**THE RECORDS:**
::::
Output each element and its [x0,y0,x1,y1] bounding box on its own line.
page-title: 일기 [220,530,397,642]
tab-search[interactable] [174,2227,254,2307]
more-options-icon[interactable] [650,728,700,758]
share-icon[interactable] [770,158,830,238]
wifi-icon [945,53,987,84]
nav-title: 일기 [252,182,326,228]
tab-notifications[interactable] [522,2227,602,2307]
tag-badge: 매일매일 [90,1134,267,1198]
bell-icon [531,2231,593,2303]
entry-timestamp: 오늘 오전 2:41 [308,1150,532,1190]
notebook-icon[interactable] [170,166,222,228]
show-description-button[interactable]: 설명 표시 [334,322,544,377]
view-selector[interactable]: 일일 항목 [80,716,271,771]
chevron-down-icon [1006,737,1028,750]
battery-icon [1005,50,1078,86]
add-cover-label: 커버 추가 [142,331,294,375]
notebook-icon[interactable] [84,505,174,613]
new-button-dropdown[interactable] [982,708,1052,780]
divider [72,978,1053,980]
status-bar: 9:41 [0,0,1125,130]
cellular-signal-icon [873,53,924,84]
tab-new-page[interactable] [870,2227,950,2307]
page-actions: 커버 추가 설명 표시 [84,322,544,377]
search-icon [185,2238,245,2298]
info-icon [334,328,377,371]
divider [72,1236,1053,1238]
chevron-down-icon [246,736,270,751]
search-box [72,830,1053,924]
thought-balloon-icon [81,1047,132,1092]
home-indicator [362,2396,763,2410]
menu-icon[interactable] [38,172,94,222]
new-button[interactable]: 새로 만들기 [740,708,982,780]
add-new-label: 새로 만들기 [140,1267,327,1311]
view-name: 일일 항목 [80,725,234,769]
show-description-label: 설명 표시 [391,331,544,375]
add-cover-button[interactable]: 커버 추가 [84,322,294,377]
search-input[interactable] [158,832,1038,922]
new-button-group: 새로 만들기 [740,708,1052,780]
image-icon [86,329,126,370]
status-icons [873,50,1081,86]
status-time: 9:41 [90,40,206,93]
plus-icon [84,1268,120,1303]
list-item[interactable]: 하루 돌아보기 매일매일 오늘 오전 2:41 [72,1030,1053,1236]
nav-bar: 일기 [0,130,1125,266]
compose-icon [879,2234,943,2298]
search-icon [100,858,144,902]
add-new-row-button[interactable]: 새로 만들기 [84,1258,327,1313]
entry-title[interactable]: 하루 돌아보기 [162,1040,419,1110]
::::
**DO THIS:** Copy the data verbatim from the first line through the line that contains "tab-new-page[interactable] [870,2227,950,2307]", including both of those lines.

**OUTPUT FOR THIS EXERCISE:**
Output each element and its [x0,y0,x1,y1] bounding box on its own line.
page-title: 일기 [220,530,397,642]
tab-search[interactable] [174,2227,254,2307]
more-options-icon[interactable] [650,728,700,758]
share-icon[interactable] [770,158,830,238]
wifi-icon [945,53,987,84]
nav-title: 일기 [252,182,326,228]
tab-notifications[interactable] [522,2227,602,2307]
tag-badge: 매일매일 [90,1134,267,1198]
bell-icon [531,2231,593,2303]
entry-timestamp: 오늘 오전 2:41 [308,1150,532,1190]
notebook-icon[interactable] [170,166,222,228]
show-description-button[interactable]: 설명 표시 [334,322,544,377]
view-selector[interactable]: 일일 항목 [80,716,271,771]
chevron-down-icon [1006,737,1028,750]
battery-icon [1005,50,1078,86]
add-cover-label: 커버 추가 [142,331,294,375]
notebook-icon[interactable] [84,505,174,613]
new-button-dropdown[interactable] [982,708,1052,780]
divider [72,978,1053,980]
status-bar: 9:41 [0,0,1125,130]
cellular-signal-icon [873,53,924,84]
tab-new-page[interactable] [870,2227,950,2307]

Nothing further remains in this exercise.